Work to complete:
Extract each line containing the string "Extinction".

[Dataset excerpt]
______

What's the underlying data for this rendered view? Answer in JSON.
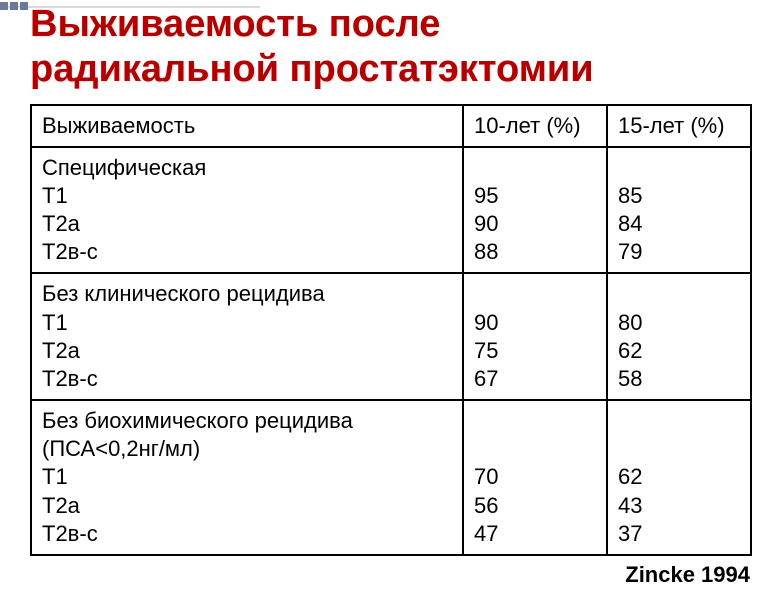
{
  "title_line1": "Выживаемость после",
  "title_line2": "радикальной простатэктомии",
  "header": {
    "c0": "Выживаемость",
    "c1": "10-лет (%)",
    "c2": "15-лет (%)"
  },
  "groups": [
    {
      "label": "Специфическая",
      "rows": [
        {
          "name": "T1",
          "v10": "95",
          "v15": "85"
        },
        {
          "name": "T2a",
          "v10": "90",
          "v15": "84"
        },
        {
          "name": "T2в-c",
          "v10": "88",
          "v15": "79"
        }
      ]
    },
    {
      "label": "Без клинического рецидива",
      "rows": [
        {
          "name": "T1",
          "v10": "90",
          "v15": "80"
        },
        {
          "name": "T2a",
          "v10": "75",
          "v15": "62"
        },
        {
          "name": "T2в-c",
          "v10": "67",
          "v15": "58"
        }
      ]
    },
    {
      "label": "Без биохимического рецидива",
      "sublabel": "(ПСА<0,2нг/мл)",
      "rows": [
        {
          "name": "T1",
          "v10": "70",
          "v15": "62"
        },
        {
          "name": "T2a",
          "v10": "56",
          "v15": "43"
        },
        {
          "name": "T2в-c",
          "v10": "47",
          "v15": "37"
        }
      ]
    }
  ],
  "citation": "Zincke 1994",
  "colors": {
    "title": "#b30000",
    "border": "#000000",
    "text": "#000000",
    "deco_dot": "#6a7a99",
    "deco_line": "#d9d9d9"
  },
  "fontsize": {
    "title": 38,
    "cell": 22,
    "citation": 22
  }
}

______

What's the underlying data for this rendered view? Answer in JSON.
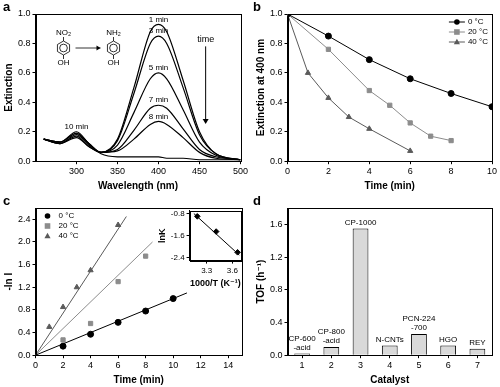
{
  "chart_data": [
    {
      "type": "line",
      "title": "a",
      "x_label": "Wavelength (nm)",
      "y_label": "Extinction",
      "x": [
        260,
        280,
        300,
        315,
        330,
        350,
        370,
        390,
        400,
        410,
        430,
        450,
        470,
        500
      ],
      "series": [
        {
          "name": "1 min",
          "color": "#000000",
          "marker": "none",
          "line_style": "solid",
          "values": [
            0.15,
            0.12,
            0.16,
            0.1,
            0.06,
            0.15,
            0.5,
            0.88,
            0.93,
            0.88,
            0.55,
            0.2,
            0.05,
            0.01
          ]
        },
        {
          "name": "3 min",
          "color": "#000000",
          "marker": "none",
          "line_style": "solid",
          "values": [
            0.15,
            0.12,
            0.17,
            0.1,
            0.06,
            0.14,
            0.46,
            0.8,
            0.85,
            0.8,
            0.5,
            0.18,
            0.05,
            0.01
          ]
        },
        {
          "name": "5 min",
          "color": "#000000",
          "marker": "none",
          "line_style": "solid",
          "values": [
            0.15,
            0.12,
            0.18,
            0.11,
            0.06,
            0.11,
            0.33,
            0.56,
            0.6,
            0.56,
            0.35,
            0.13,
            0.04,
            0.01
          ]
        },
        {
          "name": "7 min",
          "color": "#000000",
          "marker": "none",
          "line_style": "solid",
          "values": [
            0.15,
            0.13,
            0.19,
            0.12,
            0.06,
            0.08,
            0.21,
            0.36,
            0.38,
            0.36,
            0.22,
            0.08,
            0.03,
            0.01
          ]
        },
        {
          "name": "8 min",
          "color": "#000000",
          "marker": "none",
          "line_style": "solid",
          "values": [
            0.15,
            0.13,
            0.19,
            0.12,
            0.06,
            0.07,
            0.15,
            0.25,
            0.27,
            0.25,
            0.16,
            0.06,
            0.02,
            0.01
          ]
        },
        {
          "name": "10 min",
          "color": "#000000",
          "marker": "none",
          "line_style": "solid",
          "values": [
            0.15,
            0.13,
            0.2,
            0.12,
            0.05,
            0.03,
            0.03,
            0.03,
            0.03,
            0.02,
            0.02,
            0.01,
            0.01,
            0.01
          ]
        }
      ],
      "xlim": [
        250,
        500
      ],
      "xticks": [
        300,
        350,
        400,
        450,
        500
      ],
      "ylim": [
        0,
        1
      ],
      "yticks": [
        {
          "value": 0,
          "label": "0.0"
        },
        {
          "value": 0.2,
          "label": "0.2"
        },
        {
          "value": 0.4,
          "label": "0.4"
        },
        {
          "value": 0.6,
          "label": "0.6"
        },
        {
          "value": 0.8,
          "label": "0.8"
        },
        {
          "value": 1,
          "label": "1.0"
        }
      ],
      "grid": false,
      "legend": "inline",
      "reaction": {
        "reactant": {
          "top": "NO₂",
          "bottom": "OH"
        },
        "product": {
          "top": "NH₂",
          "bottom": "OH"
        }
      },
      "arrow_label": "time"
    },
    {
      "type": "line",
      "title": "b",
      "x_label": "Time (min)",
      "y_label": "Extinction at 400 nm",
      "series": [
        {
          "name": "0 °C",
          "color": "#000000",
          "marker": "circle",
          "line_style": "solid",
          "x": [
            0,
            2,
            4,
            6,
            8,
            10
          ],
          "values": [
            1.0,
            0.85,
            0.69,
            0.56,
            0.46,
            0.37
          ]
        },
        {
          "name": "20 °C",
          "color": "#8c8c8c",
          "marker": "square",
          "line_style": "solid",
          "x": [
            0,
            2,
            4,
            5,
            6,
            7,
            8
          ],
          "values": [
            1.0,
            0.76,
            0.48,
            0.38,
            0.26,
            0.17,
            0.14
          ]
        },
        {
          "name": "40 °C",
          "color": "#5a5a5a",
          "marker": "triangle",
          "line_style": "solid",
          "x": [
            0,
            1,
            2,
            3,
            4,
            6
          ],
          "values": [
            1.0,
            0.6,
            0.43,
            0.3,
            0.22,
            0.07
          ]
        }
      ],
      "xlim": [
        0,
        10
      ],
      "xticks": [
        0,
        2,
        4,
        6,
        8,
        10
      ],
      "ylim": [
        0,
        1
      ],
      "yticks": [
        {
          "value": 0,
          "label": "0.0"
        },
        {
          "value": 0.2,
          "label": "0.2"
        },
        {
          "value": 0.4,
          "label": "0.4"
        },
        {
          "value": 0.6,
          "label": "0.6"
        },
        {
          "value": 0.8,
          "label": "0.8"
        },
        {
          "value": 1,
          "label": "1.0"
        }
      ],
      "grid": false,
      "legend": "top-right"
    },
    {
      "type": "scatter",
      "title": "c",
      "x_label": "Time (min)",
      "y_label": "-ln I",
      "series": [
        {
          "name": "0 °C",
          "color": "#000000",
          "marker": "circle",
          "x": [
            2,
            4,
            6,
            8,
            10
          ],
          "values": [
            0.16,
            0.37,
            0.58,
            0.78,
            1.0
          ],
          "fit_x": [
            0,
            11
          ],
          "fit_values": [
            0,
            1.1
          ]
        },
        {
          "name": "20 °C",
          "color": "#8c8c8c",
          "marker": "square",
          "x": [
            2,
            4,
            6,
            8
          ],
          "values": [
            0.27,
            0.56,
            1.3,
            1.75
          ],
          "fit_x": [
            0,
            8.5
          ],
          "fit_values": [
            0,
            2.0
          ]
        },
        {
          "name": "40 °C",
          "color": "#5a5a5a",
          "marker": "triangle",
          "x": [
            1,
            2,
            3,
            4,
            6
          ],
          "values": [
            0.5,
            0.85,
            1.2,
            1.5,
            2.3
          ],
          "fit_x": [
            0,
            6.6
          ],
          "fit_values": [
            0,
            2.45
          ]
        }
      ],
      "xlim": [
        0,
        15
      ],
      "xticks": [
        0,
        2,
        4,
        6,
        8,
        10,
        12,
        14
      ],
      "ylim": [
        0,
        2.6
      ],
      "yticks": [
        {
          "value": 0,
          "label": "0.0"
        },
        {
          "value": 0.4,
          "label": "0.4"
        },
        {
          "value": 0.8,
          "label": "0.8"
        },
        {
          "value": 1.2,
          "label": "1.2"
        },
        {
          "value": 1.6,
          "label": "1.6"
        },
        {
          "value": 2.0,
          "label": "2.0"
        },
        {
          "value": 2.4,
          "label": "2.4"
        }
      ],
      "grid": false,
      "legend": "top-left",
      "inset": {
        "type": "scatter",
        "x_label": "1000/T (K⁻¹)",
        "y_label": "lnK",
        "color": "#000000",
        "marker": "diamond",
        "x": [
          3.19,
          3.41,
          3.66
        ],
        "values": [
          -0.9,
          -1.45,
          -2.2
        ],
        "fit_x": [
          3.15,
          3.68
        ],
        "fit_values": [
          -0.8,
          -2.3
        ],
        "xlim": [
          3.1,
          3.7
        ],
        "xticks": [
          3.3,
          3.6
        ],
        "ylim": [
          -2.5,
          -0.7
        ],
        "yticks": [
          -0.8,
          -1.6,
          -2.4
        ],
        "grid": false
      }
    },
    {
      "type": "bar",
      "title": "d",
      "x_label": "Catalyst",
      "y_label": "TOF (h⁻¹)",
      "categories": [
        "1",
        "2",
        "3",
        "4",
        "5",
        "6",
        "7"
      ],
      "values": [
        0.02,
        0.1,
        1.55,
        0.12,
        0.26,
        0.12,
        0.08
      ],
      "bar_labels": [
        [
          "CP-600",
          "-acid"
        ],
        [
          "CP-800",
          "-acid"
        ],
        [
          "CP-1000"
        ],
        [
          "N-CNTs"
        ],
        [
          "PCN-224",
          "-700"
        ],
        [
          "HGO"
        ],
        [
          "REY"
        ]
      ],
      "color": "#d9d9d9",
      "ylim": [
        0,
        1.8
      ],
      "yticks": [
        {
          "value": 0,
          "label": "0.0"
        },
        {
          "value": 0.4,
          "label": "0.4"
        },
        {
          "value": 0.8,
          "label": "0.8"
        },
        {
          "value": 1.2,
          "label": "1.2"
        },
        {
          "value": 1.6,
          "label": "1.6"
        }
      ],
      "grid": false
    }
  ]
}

______

Answer for the task:
      "y_label": "Extinction",
      "y_label": "Extinction at 400 nm",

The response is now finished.